Read the lines that follow and pick out every one containing the word "image".

[begin Records shown]

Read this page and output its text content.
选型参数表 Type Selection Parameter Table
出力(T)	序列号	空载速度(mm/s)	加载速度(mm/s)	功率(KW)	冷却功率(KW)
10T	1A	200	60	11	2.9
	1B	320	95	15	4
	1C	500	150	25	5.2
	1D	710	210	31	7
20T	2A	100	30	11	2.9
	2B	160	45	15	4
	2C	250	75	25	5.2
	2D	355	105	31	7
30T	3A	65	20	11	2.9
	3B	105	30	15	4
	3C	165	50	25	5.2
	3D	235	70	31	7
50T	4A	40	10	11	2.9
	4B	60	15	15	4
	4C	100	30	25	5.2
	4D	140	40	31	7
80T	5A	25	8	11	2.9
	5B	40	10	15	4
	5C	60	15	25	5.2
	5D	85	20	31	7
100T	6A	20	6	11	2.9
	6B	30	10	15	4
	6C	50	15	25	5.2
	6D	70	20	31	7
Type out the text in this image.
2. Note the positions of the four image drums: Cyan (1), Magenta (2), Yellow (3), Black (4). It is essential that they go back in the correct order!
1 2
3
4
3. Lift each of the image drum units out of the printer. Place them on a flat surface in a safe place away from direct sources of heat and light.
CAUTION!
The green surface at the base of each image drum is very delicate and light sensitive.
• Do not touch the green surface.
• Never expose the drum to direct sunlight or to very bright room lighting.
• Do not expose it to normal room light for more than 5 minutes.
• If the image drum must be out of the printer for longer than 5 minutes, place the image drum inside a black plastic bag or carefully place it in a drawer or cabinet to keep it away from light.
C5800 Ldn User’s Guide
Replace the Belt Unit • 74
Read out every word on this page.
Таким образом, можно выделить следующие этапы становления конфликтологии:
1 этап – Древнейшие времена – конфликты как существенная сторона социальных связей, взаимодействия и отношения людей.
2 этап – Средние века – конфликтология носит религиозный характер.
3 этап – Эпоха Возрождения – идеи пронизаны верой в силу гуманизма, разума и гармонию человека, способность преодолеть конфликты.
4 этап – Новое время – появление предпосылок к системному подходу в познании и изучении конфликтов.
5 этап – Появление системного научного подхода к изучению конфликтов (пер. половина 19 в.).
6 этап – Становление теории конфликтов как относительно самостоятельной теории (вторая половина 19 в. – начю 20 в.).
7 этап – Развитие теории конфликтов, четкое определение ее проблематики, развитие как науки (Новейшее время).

[end Records shown]

Task output
Type out the text in this image.
2. Note the positions of the four image drums: Cyan (1), Magenta (2), Yellow (3), Black (4). It is essential that they go back in the correct order!
3. Lift each of the image drum units out of the printer. Place them on a flat surface in a safe place away from direct sources of heat and light.
The green surface at the base of each image drum is very delicate and light sensitive.
• If the image drum must be out of the printer for longer than 5 minutes, place the image drum inside a black plastic bag or carefully place it in a drawer or cabinet to keep it away from light.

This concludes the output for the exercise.